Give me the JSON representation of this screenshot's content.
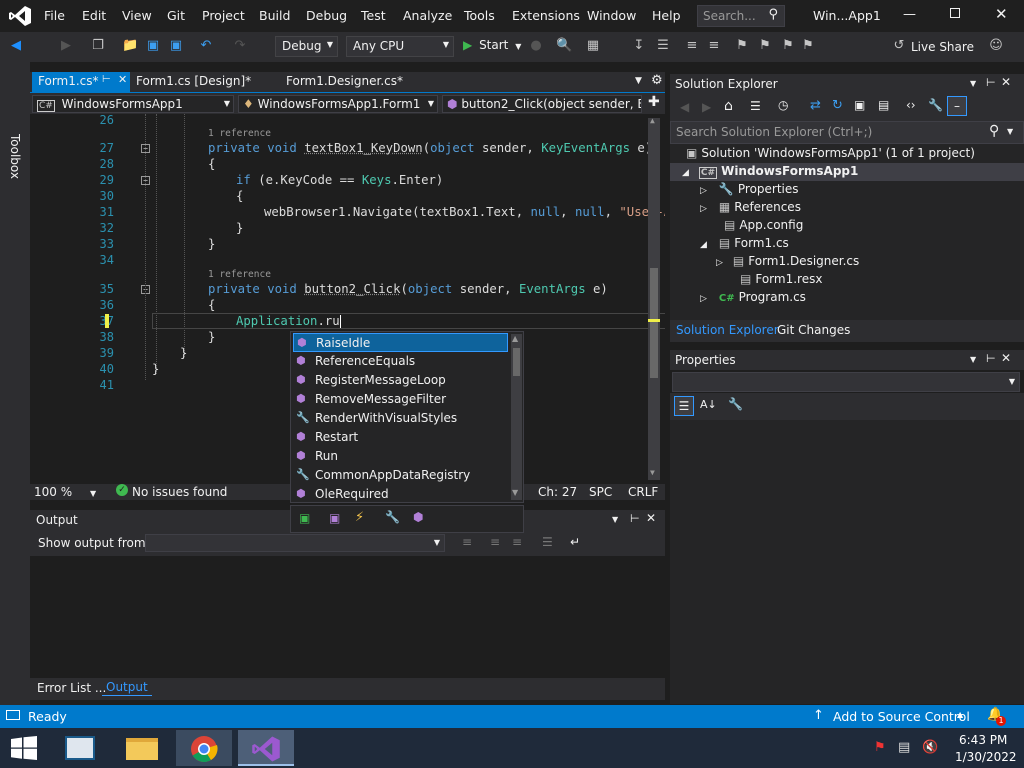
{
  "menubar": {
    "items": [
      "File",
      "Edit",
      "View",
      "Git",
      "Project",
      "Build",
      "Debug",
      "Test",
      "Analyze",
      "Tools",
      "Extensions",
      "Window",
      "Help"
    ],
    "search_placeholder": "Search...",
    "window_title": "Win...App1"
  },
  "toolbar": {
    "config": "Debug",
    "platform": "Any CPU",
    "start_label": "Start",
    "live_share": "Live Share"
  },
  "toolbox_label": "Toolbox",
  "editor": {
    "tabs": [
      "Form1.cs*",
      "Form1.cs [Design]*",
      "Form1.Designer.cs*"
    ],
    "nav": {
      "project": "WindowsFormsApp1",
      "class": "WindowsFormsApp1.Form1",
      "member": "button2_Click(object sender, Ev"
    },
    "ref_label": "1 reference",
    "line_numbers": [
      "26",
      "27",
      "28",
      "29",
      "30",
      "31",
      "32",
      "33",
      "34",
      "35",
      "36",
      "37",
      "38",
      "39",
      "40",
      "41"
    ],
    "code": {
      "l27_kw": "private void ",
      "l27_name": "textBox1_KeyDown",
      "l27_open": "(",
      "l27_kw2": "object",
      "l27_mid": " sender, ",
      "l27_type": "KeyEventArgs",
      "l27_end": " e)",
      "l28": "{",
      "l29_kw": "if",
      "l29_rest": " (e.KeyCode == ",
      "l29_type": "Keys",
      "l29_end": ".Enter)",
      "l30": "{",
      "l31_pre": "webBrowser1.Navigate(textBox1.Text, ",
      "l31_null1": "null",
      "l31_sep": ", ",
      "l31_null2": "null",
      "l31_sep2": ", ",
      "l31_str": "\"User-Agent",
      "l32": "}",
      "l33": "}",
      "l35_kw": "private void ",
      "l35_name": "button2_Click",
      "l35_open": "(",
      "l35_kw2": "object",
      "l35_mid": " sender, ",
      "l35_type": "EventArgs",
      "l35_end": " e)",
      "l36": "{",
      "l37_type": "Application",
      "l37_rest": ".ru",
      "l38": "}",
      "l39": "}",
      "l40": "}"
    },
    "status": {
      "zoom": "100 %",
      "issues": "No issues found",
      "ch": "Ch: 27",
      "spc": "SPC",
      "crlf": "CRLF"
    }
  },
  "completion": {
    "items": [
      {
        "label": "RaiseIdle",
        "icon": "method-icon"
      },
      {
        "label": "ReferenceEquals",
        "icon": "method-icon"
      },
      {
        "label": "RegisterMessageLoop",
        "icon": "method-icon"
      },
      {
        "label": "RemoveMessageFilter",
        "icon": "method-icon"
      },
      {
        "label": "RenderWithVisualStyles",
        "icon": "property-icon"
      },
      {
        "label": "Restart",
        "icon": "method-icon"
      },
      {
        "label": "Run",
        "icon": "method-icon"
      },
      {
        "label": "CommonAppDataRegistry",
        "icon": "property-icon"
      },
      {
        "label": "OleRequired",
        "icon": "method-icon"
      }
    ]
  },
  "output": {
    "title": "Output",
    "show_from": "Show output from:",
    "tabs": [
      "Error List ...",
      "Output"
    ]
  },
  "solution_explorer": {
    "title": "Solution Explorer",
    "search_placeholder": "Search Solution Explorer (Ctrl+;)",
    "solution": "Solution 'WindowsFormsApp1' (1 of 1 project)",
    "project": "WindowsFormsApp1",
    "nodes": [
      "Properties",
      "References",
      "App.config",
      "Form1.cs",
      "Form1.Designer.cs",
      "Form1.resx",
      "Program.cs"
    ],
    "tabs": [
      "Solution Explorer",
      "Git Changes"
    ]
  },
  "properties": {
    "title": "Properties"
  },
  "statusbar": {
    "ready": "Ready",
    "source_control": "Add to Source Control",
    "notifications": "1"
  },
  "taskbar": {
    "time": "6:43 PM",
    "date": "1/30/2022"
  },
  "colors": {
    "accent": "#007acc",
    "keyword": "#569cd6",
    "type": "#4ec9b0",
    "string": "#d69d85",
    "line_number": "#2b91af"
  }
}
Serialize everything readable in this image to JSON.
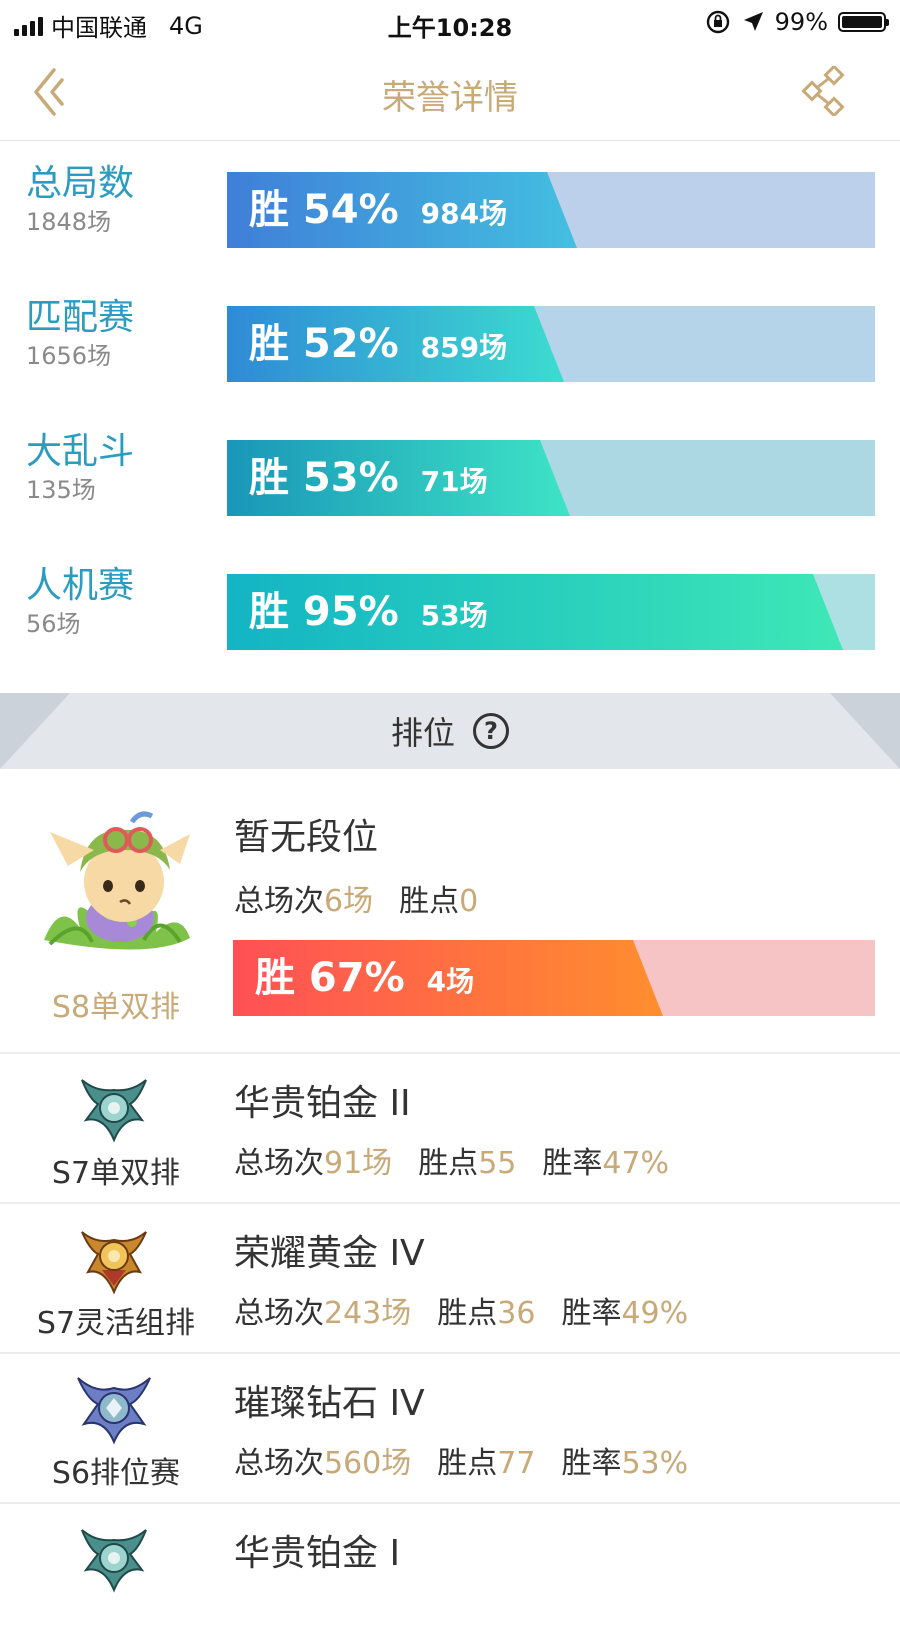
{
  "status_bar": {
    "carrier": "中国联通",
    "network": "4G",
    "time": "上午10:28",
    "battery": "99%",
    "battery_level": 0.99
  },
  "nav": {
    "title": "荣誉详情",
    "back_icon": "double-chevron-left-icon",
    "share_icon": "share-icon"
  },
  "colors": {
    "accent_gold": "#c8a978",
    "mode_name_blue": "#2b9cc0",
    "loss_red_light": "#f7c4c6"
  },
  "modes": [
    {
      "name": "总局数",
      "total": "1848场",
      "win_pct": "胜 54%",
      "win_count": "984场",
      "win_rate": 0.54,
      "bar_from": "#3f7fd8",
      "bar_to": "#43bfe0",
      "bar_bg": "#bcd0eb"
    },
    {
      "name": "匹配赛",
      "total": "1656场",
      "win_pct": "胜 52%",
      "win_count": "859场",
      "win_rate": 0.52,
      "bar_from": "#2f8ad6",
      "bar_to": "#3cdcd0",
      "bar_bg": "#b5d3e9"
    },
    {
      "name": "大乱斗",
      "total": "135场",
      "win_pct": "胜 53%",
      "win_count": "71场",
      "win_rate": 0.53,
      "bar_from": "#1996b8",
      "bar_to": "#3ee4c6",
      "bar_bg": "#acd8e3"
    },
    {
      "name": "人机赛",
      "total": "56场",
      "win_pct": "胜 95%",
      "win_count": "53场",
      "win_rate": 0.95,
      "bar_from": "#13b4c4",
      "bar_to": "#3ee8b6",
      "bar_bg": "#ace0e3"
    }
  ],
  "ranking": {
    "header": "排位",
    "help_icon": "question-circle-icon",
    "current": {
      "season": "S8单双排",
      "title": "暂无段位",
      "total_label": "总场次",
      "total_value": "6场",
      "points_label": "胜点",
      "points_value": "0",
      "win_pct": "胜 67%",
      "win_count": "4场",
      "win_rate": 0.67,
      "bar_from": "#ff5055",
      "bar_to": "#ff8e2e",
      "bar_bg": "#f7c4c6",
      "mascot_icon": "teemo-mascot-icon"
    },
    "history": [
      {
        "season": "S7单双排",
        "title": "华贵铂金 II",
        "total_label": "总场次",
        "total_value": "91场",
        "points_label": "胜点",
        "points_value": "55",
        "rate_label": "胜率",
        "rate_value": "47%",
        "medal_icon": "platinum-medal-icon"
      },
      {
        "season": "S7灵活组排",
        "title": "荣耀黄金 IV",
        "total_label": "总场次",
        "total_value": "243场",
        "points_label": "胜点",
        "points_value": "36",
        "rate_label": "胜率",
        "rate_value": "49%",
        "medal_icon": "gold-medal-icon"
      },
      {
        "season": "S6排位赛",
        "title": "璀璨钻石 IV",
        "total_label": "总场次",
        "total_value": "560场",
        "points_label": "胜点",
        "points_value": "77",
        "rate_label": "胜率",
        "rate_value": "53%",
        "medal_icon": "diamond-medal-icon"
      },
      {
        "season": "",
        "title": "华贵铂金 I",
        "medal_icon": "platinum-medal-icon"
      }
    ]
  }
}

-*-*-

■ **Exercise prompt**: Give back the whole listing as it stands, minus its pictures.

■ **Exercise result**:
Give me the JSON representation of this screenshot's content.
{
  "menubar": {
    "items": [
      "File",
      "Edit",
      "View",
      "Git",
      "Project",
      "Build",
      "Debug",
      "Test",
      "Analyze",
      "Tools",
      "Extensions",
      "Window",
      "Help"
    ],
    "search_placeholder": "Search...",
    "window_title": "Win...App1"
  },
  "toolbar": {
    "config": "Debug",
    "platform": "Any CPU",
    "start_label": "Start",
    "live_share": "Live Share"
  },
  "toolbox_label": "Toolbox",
  "editor": {
    "tabs": [
      "Form1.cs*",
      "Form1.cs [Design]*",
      "Form1.Designer.cs*"
    ],
    "nav": {
      "project": "WindowsFormsApp1",
      "class": "WindowsFormsApp1.Form1",
      "member": "button2_Click(object sender, Ev"
    },
    "ref_label": "1 reference",
    "line_numbers": [
      "26",
      "27",
      "28",
      "29",
      "30",
      "31",
      "32",
      "33",
      "34",
      "35",
      "36",
      "37",
      "38",
      "39",
      "40",
      "41"
    ],
    "code": {
      "l27_kw": "private void ",
      "l27_name": "textBox1_KeyDown",
      "l27_open": "(",
      "l27_kw2": "object",
      "l27_mid": " sender, ",
      "l27_type": "KeyEventArgs",
      "l27_end": " e)",
      "l28": "{",
      "l29_kw": "if",
      "l29_rest": " (e.KeyCode == ",
      "l29_type": "Keys",
      "l29_end": ".Enter)",
      "l30": "{",
      "l31_pre": "webBrowser1.Navigate(textBox1.Text, ",
      "l31_null1": "null",
      "l31_sep": ", ",
      "l31_null2": "null",
      "l31_sep2": ", ",
      "l31_str": "\"User-Agent",
      "l32": "}",
      "l33": "}",
      "l35_kw": "private void ",
      "l35_name": "button2_Click",
      "l35_open": "(",
      "l35_kw2": "object",
      "l35_mid": " sender, ",
      "l35_type": "EventArgs",
      "l35_end": " e)",
      "l36": "{",
      "l37_type": "Application",
      "l37_rest": ".ru",
      "l38": "}",
      "l39": "}",
      "l40": "}"
    },
    "status": {
      "zoom": "100 %",
      "issues": "No issues found",
      "ch": "Ch: 27",
      "spc": "SPC",
      "crlf": "CRLF"
    }
  },
  "completion": {
    "items": [
      {
        "label": "RaiseIdle",
        "icon": "method-icon"
      },
      {
        "label": "ReferenceEquals",
        "icon": "method-icon"
      },
      {
        "label": "RegisterMessageLoop",
        "icon": "method-icon"
      },
      {
        "label": "RemoveMessageFilter",
        "icon": "method-icon"
      },
      {
        "label": "RenderWithVisualStyles",
        "icon": "property-icon"
      },
      {
        "label": "Restart",
        "icon": "method-icon"
      },
      {
        "label": "Run",
        "icon": "method-icon"
      },
      {
        "label": "CommonAppDataRegistry",
        "icon": "property-icon"
      },
      {
        "label": "OleRequired",
        "icon": "method-icon"
      }
    ]
  },
  "output": {
    "title": "Output",
    "show_from": "Show output from:",
    "tabs": [
      "Error List ...",
      "Output"
    ]
  },
  "solution_explorer": {
    "title": "Solution Explorer",
    "search_placeholder": "Search Solution Explorer (Ctrl+;)",
    "solution": "Solution 'WindowsFormsApp1' (1 of 1 project)",
    "project": "WindowsFormsApp1",
    "nodes": [
      "Properties",
      "References",
      "App.config",
      "Form1.cs",
      "Form1.Designer.cs",
      "Form1.resx",
      "Program.cs"
    ],
    "tabs": [
      "Solution Explorer",
      "Git Changes"
    ]
  },
  "properties": {
    "title": "Properties"
  },
  "statusbar": {
    "ready": "Ready",
    "source_control": "Add to Source Control",
    "notifications": "1"
  },
  "taskbar": {
    "time": "6:43 PM",
    "date": "1/30/2022"
  },
  "colors": {
    "accent": "#007acc",
    "keyword": "#569cd6",
    "type": "#4ec9b0",
    "string": "#d69d85",
    "line_number": "#2b91af"
  }
}
Serialize everything readable in this image to JSON.
{
  "status_bar": {
    "carrier": "中国联通",
    "network": "4G",
    "time": "上午10:28",
    "battery": "99%",
    "battery_level": 0.99
  },
  "nav": {
    "title": "荣誉详情",
    "back_icon": "double-chevron-left-icon",
    "share_icon": "share-icon"
  },
  "colors": {
    "accent_gold": "#c8a978",
    "mode_name_blue": "#2b9cc0",
    "loss_red_light": "#f7c4c6"
  },
  "modes": [
    {
      "name": "总局数",
      "total": "1848场",
      "win_pct": "胜 54%",
      "win_count": "984场",
      "win_rate": 0.54,
      "bar_from": "#3f7fd8",
      "bar_to": "#43bfe0",
      "bar_bg": "#bcd0eb"
    },
    {
      "name": "匹配赛",
      "total": "1656场",
      "win_pct": "胜 52%",
      "win_count": "859场",
      "win_rate": 0.52,
      "bar_from": "#2f8ad6",
      "bar_to": "#3cdcd0",
      "bar_bg": "#b5d3e9"
    },
    {
      "name": "大乱斗",
      "total": "135场",
      "win_pct": "胜 53%",
      "win_count": "71场",
      "win_rate": 0.53,
      "bar_from": "#1996b8",
      "bar_to": "#3ee4c6",
      "bar_bg": "#acd8e3"
    },
    {
      "name": "人机赛",
      "total": "56场",
      "win_pct": "胜 95%",
      "win_count": "53场",
      "win_rate": 0.95,
      "bar_from": "#13b4c4",
      "bar_to": "#3ee8b6",
      "bar_bg": "#ace0e3"
    }
  ],
  "ranking": {
    "header": "排位",
    "help_icon": "question-circle-icon",
    "current": {
      "season": "S8单双排",
      "title": "暂无段位",
      "total_label": "总场次",
      "total_value": "6场",
      "points_label": "胜点",
      "points_value": "0",
      "win_pct": "胜 67%",
      "win_count": "4场",
      "win_rate": 0.67,
      "bar_from": "#ff5055",
      "bar_to": "#ff8e2e",
      "bar_bg": "#f7c4c6",
      "mascot_icon": "teemo-mascot-icon"
    },
    "history": [
      {
        "season": "S7单双排",
        "title": "华贵铂金 II",
        "total_label": "总场次",
        "total_value": "91场",
        "points_label": "胜点",
        "points_value": "55",
        "rate_label": "胜率",
        "rate_value": "47%",
        "medal_icon": "platinum-medal-icon"
      },
      {
        "season": "S7灵活组排",
        "title": "荣耀黄金 IV",
        "total_label": "总场次",
        "total_value": "243场",
        "points_label": "胜点",
        "points_value": "36",
        "rate_label": "胜率",
        "rate_value": "49%",
        "medal_icon": "gold-medal-icon"
      },
      {
        "season": "S6排位赛",
        "title": "璀璨钻石 IV",
        "total_label": "总场次",
        "total_value": "560场",
        "points_label": "胜点",
        "points_value": "77",
        "rate_label": "胜率",
        "rate_value": "53%",
        "medal_icon": "diamond-medal-icon"
      },
      {
        "season": "",
        "title": "华贵铂金 I",
        "medal_icon": "platinum-medal-icon"
      }
    ]
  }
}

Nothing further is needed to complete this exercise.